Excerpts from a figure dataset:
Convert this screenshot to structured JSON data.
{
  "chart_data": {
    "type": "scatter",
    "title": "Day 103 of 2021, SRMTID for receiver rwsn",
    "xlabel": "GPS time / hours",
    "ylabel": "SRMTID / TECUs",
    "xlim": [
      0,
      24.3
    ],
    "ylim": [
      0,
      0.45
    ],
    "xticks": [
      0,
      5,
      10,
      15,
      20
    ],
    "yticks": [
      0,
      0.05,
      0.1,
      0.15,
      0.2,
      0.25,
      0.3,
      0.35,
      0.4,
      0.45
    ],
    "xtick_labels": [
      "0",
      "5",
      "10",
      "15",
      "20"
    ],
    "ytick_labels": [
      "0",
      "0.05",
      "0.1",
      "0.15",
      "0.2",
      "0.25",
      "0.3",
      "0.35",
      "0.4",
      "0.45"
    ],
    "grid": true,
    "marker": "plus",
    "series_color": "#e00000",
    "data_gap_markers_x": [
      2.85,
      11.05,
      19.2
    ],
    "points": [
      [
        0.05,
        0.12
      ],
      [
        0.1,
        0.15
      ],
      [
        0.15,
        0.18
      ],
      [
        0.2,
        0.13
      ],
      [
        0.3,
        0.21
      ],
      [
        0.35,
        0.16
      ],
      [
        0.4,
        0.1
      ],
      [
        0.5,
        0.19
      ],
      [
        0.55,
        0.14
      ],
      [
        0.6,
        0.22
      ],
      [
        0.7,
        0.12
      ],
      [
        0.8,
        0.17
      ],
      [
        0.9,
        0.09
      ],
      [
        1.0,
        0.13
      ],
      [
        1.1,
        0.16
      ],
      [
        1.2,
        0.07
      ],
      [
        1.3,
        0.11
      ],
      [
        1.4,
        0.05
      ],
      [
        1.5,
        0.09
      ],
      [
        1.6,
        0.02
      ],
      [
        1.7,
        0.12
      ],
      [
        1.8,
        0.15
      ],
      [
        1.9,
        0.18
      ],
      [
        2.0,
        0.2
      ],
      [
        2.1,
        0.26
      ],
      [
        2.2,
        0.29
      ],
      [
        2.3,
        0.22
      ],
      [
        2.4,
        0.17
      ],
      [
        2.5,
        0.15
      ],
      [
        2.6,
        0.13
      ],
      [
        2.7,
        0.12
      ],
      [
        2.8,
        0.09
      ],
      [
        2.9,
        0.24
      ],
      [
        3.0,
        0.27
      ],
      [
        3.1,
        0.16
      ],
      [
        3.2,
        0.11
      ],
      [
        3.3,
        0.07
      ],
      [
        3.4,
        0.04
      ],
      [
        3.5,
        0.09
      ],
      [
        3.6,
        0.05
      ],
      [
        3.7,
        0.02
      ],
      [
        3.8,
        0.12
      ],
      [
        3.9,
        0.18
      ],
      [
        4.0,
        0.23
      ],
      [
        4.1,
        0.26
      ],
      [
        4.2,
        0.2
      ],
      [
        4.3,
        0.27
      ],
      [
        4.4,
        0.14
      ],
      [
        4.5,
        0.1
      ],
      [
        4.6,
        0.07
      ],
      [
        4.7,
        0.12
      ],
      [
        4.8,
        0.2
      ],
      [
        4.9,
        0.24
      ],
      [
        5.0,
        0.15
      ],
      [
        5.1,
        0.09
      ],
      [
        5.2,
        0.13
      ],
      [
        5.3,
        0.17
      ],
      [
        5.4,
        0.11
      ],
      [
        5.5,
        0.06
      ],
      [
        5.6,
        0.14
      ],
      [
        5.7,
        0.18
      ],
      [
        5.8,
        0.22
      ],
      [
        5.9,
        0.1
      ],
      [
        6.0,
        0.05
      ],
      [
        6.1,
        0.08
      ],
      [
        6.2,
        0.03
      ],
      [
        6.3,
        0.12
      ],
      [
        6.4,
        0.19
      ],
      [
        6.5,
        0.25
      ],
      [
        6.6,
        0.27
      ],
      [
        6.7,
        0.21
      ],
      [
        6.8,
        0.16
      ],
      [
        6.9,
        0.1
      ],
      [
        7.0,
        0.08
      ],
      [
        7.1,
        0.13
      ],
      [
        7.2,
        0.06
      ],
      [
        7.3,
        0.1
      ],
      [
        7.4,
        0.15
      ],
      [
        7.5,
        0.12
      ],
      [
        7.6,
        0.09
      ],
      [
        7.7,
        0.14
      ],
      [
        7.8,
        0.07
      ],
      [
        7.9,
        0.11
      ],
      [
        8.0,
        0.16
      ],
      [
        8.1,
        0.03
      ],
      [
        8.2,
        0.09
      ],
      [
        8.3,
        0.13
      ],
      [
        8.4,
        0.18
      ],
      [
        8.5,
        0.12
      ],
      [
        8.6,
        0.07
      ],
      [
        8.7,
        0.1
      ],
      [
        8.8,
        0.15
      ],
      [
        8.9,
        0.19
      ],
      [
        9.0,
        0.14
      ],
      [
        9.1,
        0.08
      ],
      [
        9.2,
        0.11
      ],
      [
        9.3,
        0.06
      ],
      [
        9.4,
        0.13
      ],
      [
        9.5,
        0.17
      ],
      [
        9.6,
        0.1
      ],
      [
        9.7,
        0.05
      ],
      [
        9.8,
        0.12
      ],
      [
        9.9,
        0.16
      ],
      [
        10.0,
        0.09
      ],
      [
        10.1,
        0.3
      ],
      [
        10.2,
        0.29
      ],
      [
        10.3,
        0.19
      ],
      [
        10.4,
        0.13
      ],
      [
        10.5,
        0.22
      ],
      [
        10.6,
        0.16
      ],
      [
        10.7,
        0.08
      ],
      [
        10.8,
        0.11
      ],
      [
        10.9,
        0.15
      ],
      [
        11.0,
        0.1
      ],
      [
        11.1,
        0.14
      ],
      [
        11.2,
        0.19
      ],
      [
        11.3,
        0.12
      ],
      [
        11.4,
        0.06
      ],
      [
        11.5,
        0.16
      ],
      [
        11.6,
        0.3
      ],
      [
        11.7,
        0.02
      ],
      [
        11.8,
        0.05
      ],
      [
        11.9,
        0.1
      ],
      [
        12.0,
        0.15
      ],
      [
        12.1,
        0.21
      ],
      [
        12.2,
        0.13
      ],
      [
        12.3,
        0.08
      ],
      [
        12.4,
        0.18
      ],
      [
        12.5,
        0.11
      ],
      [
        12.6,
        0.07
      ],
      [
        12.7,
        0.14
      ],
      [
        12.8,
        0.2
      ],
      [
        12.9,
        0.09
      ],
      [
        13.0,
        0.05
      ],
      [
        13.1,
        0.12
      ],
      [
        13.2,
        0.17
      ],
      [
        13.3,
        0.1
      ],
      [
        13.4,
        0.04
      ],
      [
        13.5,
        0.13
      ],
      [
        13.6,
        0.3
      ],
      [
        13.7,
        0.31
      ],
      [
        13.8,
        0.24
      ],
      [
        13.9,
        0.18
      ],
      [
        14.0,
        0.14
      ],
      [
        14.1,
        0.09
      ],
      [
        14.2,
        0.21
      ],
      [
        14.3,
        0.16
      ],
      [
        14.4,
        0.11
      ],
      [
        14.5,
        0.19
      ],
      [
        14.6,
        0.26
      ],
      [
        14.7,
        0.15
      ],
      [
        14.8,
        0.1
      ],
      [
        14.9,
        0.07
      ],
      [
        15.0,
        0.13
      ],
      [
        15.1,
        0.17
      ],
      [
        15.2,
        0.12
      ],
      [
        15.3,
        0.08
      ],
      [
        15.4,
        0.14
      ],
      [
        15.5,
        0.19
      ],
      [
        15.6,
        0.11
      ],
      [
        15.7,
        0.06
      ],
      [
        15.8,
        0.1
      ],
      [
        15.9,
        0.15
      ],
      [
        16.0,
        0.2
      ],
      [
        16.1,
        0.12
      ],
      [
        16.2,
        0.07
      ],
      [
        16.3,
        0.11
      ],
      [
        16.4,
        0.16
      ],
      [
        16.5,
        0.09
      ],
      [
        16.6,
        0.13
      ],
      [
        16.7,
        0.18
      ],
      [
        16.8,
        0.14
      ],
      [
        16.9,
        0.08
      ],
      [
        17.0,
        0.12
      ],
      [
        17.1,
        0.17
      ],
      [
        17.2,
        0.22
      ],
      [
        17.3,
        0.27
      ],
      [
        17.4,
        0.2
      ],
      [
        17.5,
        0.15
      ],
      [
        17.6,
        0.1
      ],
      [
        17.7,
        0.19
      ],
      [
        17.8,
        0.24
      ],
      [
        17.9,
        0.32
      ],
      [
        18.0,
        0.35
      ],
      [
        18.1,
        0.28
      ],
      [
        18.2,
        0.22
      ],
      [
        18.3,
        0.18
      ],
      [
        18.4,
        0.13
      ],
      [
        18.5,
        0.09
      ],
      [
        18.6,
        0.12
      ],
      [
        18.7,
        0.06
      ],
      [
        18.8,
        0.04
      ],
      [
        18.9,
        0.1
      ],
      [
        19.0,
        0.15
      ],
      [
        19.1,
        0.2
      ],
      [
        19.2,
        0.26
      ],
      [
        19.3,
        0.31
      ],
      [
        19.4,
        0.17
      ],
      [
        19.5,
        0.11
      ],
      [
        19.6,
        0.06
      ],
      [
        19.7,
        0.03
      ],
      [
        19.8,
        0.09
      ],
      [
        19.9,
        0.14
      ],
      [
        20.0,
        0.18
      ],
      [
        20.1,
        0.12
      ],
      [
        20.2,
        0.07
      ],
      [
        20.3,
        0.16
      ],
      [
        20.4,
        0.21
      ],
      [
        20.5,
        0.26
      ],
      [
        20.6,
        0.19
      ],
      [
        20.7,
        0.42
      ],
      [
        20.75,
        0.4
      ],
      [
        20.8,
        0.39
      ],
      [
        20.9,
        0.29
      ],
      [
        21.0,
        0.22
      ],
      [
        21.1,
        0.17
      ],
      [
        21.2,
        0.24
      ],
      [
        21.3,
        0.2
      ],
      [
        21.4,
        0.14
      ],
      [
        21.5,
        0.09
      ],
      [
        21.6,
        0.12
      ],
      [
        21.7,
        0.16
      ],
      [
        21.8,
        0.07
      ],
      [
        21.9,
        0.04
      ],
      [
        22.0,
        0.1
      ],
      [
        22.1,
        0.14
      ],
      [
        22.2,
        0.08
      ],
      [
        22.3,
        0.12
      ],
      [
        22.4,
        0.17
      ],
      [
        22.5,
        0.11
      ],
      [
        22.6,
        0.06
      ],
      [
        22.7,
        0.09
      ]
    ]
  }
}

■ WHAT NEEDS TO BE DONE
Gather and copy every line of the data in which the string "SRMTID" is found.

■ THE RESULT
    "title": "Day 103 of 2021, SRMTID for receiver rwsn",
    "ylabel": "SRMTID / TECUs",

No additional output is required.